→ **Challenge**
Restate the data below word for word. Skip any images it contains.

* START Records provided *

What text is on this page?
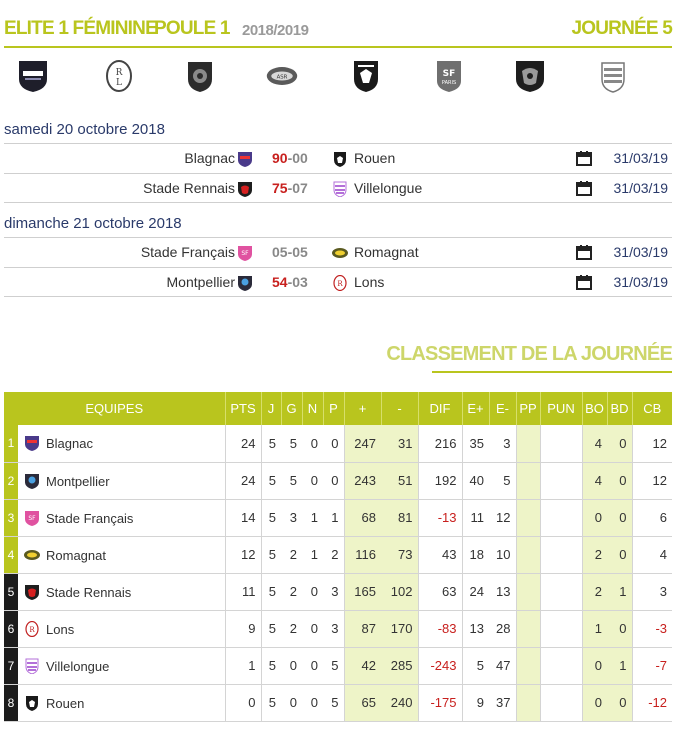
ELITE 1 FÉMININE
POULE 1 2018/2019	JOURNÉE 5
R
L
ASR	SF
PARIS
samedi 20 octobre 2018
Blagnac	90-00	Rouen	31/03/19
Stade Rennais	75-07	Villelongue	31/03/19
dimanche 21 octobre 2018
Stade Français SF 05-05	Romagnat	31/03/19
Montpellier	54-03	R Lons	31/03/19
CLASSEMENT DE LA JOURNÉE
EQUIPES		PTS	J	G	N	P	+	-	DIF	E+	E-	PP	PUN	BO	BD	CB
1	Blagnac	24	5	5	0	0	247	31	216	35	3			4	0	12
2	Montpellier	24	5	5	0	0	243	51	192	40	5			4	0	12
3	SF Stade Français	14	5	3	1	1	68	81	-13	11	12			0	0	6
4	Romagnat	12	5	2	1	2	116	73	43	18	10			2	0	4
5	Stade Rennais	11	5	2	0	3	165	102	63	24	13			2	1	3
6	R Lons	9	5	2	0	3	87	170	-83	13	28			1	0	-3
7	Villelongue	1	5	0	0	5	42	285	-243	5	47			0	1	-7
8	Rouen	0	5	0	0	5	65	240	-175	9	37			0	0	-12
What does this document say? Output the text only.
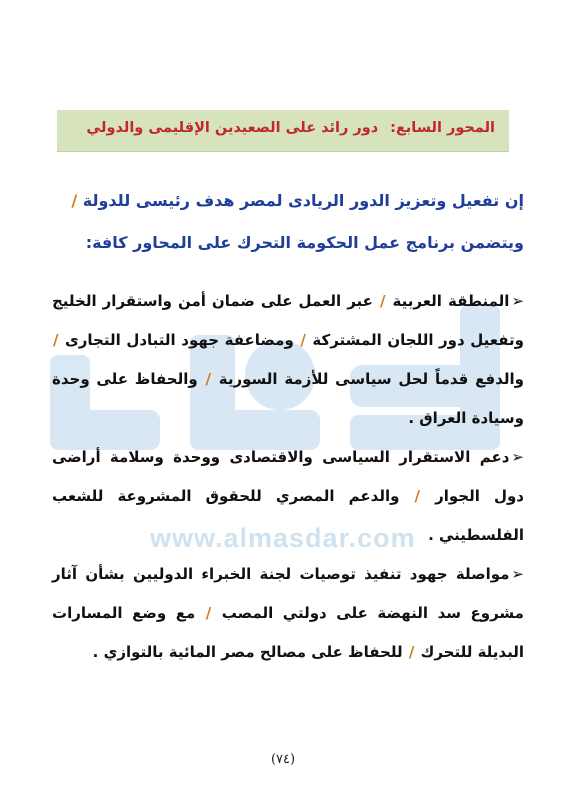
www.almasdar.com
المحور السابع:دور رائد على الصعيدين الإقليمى والدولي
إن تفعيل وتعزيز الدور الريادى لمصر هدف رئيسى للدولة /
ويتضمن برنامج عمل الحكومة التحرك على المحاور كافة:
➢المنطقة العربية / عبر العمل على ضمان أمن واستقرار الخليج وتفعيل دور اللجان المشتركة / ومضاعفة جهود التبادل التجارى / والدفع قدماً لحل سياسى للأزمة السورية / والحفاظ على وحدة وسيادة العراق .
➢دعم الاستقرار السياسى والاقتصادى ووحدة وسلامة أراضى دول الجوار / والدعم المصري للحقوق المشروعة للشعب الفلسطيني .
➢مواصلة جهود تنفيذ توصيات لجنة الخبراء الدوليين بشأن آثار مشروع سد النهضة على دولتي المصب / مع وضع المسارات البديلة للتحرك / للحفاظ على مصالح مصر المائية بالتوازي .
(٧٤)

* END Records provided *

→ **Expected answer**
What text is on this page?
ELITE 1 FÉMININE
POULE 1 2018/2019	JOURNÉE 5
R
L
ASR	SF
PARIS
samedi 20 octobre 2018
Blagnac	90-00	Rouen	31/03/19
Stade Rennais	75-07	Villelongue	31/03/19
dimanche 21 octobre 2018
Stade Français SF 05-05	Romagnat	31/03/19
Montpellier	54-03	R Lons	31/03/19
CLASSEMENT DE LA JOURNÉE
EQUIPES		PTS	J	G	N	P	+	-	DIF	E+	E-	PP	PUN	BO	BD	CB
1	Blagnac	24	5	5	0	0	247	31	216	35	3			4	0	12
2	Montpellier	24	5	5	0	0	243	51	192	40	5			4	0	12
3	SF Stade Français	14	5	3	1	1	68	81	-13	11	12			0	0	6
4	Romagnat	12	5	2	1	2	116	73	43	18	10			2	0	4
5	Stade Rennais	11	5	2	0	3	165	102	63	24	13			2	1	3
6	R Lons	9	5	2	0	3	87	170	-83	13	28			1	0	-3
7	Villelongue	1	5	0	0	5	42	285	-243	5	47			0	1	-7
8	Rouen	0	5	0	0	5	65	240	-175	9	37			0	0	-12
What does this document say? Output the text only.
www.almasdar.com
المحور السابع:دور رائد على الصعيدين الإقليمى والدولي
إن تفعيل وتعزيز الدور الريادى لمصر هدف رئيسى للدولة /
ويتضمن برنامج عمل الحكومة التحرك على المحاور كافة:
➢المنطقة العربية / عبر العمل على ضمان أمن واستقرار الخليج وتفعيل دور اللجان المشتركة / ومضاعفة جهود التبادل التجارى / والدفع قدماً لحل سياسى للأزمة السورية / والحفاظ على وحدة وسيادة العراق .
➢دعم الاستقرار السياسى والاقتصادى ووحدة وسلامة أراضى دول الجوار / والدعم المصري للحقوق المشروعة للشعب الفلسطيني .
➢مواصلة جهود تنفيذ توصيات لجنة الخبراء الدوليين بشأن آثار مشروع سد النهضة على دولتي المصب / مع وضع المسارات البديلة للتحرك / للحفاظ على مصالح مصر المائية بالتوازي .
(٧٤)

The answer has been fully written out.